» EXERCISE BRIEF
Please reproduce every entry below without omitting a single line.

═══ TASK INPUTS

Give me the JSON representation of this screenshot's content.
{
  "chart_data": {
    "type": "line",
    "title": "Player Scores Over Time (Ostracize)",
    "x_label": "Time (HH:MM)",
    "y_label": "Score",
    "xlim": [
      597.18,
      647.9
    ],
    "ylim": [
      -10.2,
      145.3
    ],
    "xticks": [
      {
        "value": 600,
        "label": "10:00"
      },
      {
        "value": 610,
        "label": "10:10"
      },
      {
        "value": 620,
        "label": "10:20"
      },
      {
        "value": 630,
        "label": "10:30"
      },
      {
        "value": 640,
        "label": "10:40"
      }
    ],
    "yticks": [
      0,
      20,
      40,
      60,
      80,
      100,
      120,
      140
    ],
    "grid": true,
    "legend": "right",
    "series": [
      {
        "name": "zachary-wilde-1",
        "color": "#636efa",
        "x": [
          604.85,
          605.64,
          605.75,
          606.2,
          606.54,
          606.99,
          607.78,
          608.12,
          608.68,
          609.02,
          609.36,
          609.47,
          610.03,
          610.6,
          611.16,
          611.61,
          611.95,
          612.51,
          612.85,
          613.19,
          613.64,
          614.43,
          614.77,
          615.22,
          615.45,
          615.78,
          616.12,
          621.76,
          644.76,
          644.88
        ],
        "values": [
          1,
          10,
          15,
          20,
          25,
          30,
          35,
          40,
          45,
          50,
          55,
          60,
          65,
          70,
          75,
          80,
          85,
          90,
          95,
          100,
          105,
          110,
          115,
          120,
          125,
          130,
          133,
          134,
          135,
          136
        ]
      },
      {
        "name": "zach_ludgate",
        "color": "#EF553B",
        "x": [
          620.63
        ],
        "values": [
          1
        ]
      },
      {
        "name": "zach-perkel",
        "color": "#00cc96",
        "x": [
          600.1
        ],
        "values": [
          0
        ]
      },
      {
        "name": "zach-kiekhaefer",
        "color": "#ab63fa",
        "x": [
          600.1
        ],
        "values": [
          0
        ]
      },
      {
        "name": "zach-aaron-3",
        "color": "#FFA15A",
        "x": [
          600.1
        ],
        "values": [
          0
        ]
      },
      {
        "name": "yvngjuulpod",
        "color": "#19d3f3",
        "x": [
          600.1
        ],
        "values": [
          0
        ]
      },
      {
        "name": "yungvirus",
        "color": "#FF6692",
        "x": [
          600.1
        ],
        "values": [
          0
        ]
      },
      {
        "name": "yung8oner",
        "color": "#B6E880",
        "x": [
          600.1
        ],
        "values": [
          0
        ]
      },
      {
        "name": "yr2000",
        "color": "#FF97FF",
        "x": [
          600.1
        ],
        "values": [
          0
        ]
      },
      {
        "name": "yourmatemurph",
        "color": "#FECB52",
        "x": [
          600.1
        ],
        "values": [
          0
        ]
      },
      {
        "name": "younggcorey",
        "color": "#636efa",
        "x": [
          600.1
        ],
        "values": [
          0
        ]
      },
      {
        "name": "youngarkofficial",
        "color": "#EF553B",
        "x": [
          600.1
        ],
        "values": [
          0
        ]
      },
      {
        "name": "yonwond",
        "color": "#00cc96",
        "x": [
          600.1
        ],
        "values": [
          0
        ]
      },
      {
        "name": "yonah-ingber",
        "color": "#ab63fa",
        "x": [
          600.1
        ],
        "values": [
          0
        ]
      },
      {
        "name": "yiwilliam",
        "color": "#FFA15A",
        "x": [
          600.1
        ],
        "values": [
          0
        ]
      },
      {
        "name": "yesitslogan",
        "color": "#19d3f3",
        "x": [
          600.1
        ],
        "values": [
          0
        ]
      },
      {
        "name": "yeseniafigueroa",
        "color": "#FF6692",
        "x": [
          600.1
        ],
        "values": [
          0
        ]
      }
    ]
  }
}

══════

» ANSWER SECTION
Give me the JSON representation of this screenshot's content.
{
  "chart_data": {
    "type": "line",
    "title": "Player Scores Over Time (Ostracize)",
    "x_label": "Time (HH:MM)",
    "y_label": "Score",
    "xlim": [
      597.18,
      647.9
    ],
    "ylim": [
      -10.2,
      145.3
    ],
    "xticks": [
      {
        "value": 600,
        "label": "10:00"
      },
      {
        "value": 610,
        "label": "10:10"
      },
      {
        "value": 620,
        "label": "10:20"
      },
      {
        "value": 630,
        "label": "10:30"
      },
      {
        "value": 640,
        "label": "10:40"
      }
    ],
    "yticks": [
      0,
      20,
      40,
      60,
      80,
      100,
      120,
      140
    ],
    "grid": true,
    "legend": "right",
    "series": [
      {
        "name": "zachary-wilde-1",
        "color": "#636efa",
        "x": [
          604.85,
          605.64,
          605.75,
          606.2,
          606.54,
          606.99,
          607.78,
          608.12,
          608.68,
          609.02,
          609.36,
          609.47,
          610.03,
          610.6,
          611.16,
          611.61,
          611.95,
          612.51,
          612.85,
          613.19,
          613.64,
          614.43,
          614.77,
          615.22,
          615.45,
          615.78,
          616.12,
          621.76,
          644.76,
          644.88
        ],
        "values": [
          1,
          10,
          15,
          20,
          25,
          30,
          35,
          40,
          45,
          50,
          55,
          60,
          65,
          70,
          75,
          80,
          85,
          90,
          95,
          100,
          105,
          110,
          115,
          120,
          125,
          130,
          133,
          134,
          135,
          136
        ]
      },
      {
        "name": "zach_ludgate",
        "color": "#EF553B",
        "x": [
          620.63
        ],
        "values": [
          1
        ]
      },
      {
        "name": "zach-perkel",
        "color": "#00cc96",
        "x": [
          600.1
        ],
        "values": [
          0
        ]
      },
      {
        "name": "zach-kiekhaefer",
        "color": "#ab63fa",
        "x": [
          600.1
        ],
        "values": [
          0
        ]
      },
      {
        "name": "zach-aaron-3",
        "color": "#FFA15A",
        "x": [
          600.1
        ],
        "values": [
          0
        ]
      },
      {
        "name": "yvngjuulpod",
        "color": "#19d3f3",
        "x": [
          600.1
        ],
        "values": [
          0
        ]
      },
      {
        "name": "yungvirus",
        "color": "#FF6692",
        "x": [
          600.1
        ],
        "values": [
          0
        ]
      },
      {
        "name": "yung8oner",
        "color": "#B6E880",
        "x": [
          600.1
        ],
        "values": [
          0
        ]
      },
      {
        "name": "yr2000",
        "color": "#FF97FF",
        "x": [
          600.1
        ],
        "values": [
          0
        ]
      },
      {
        "name": "yourmatemurph",
        "color": "#FECB52",
        "x": [
          600.1
        ],
        "values": [
          0
        ]
      },
      {
        "name": "younggcorey",
        "color": "#636efa",
        "x": [
          600.1
        ],
        "values": [
          0
        ]
      },
      {
        "name": "youngarkofficial",
        "color": "#EF553B",
        "x": [
          600.1
        ],
        "values": [
          0
        ]
      },
      {
        "name": "yonwond",
        "color": "#00cc96",
        "x": [
          600.1
        ],
        "values": [
          0
        ]
      },
      {
        "name": "yonah-ingber",
        "color": "#ab63fa",
        "x": [
          600.1
        ],
        "values": [
          0
        ]
      },
      {
        "name": "yiwilliam",
        "color": "#FFA15A",
        "x": [
          600.1
        ],
        "values": [
          0
        ]
      },
      {
        "name": "yesitslogan",
        "color": "#19d3f3",
        "x": [
          600.1
        ],
        "values": [
          0
        ]
      },
      {
        "name": "yeseniafigueroa",
        "color": "#FF6692",
        "x": [
          600.1
        ],
        "values": [
          0
        ]
      }
    ]
  }
}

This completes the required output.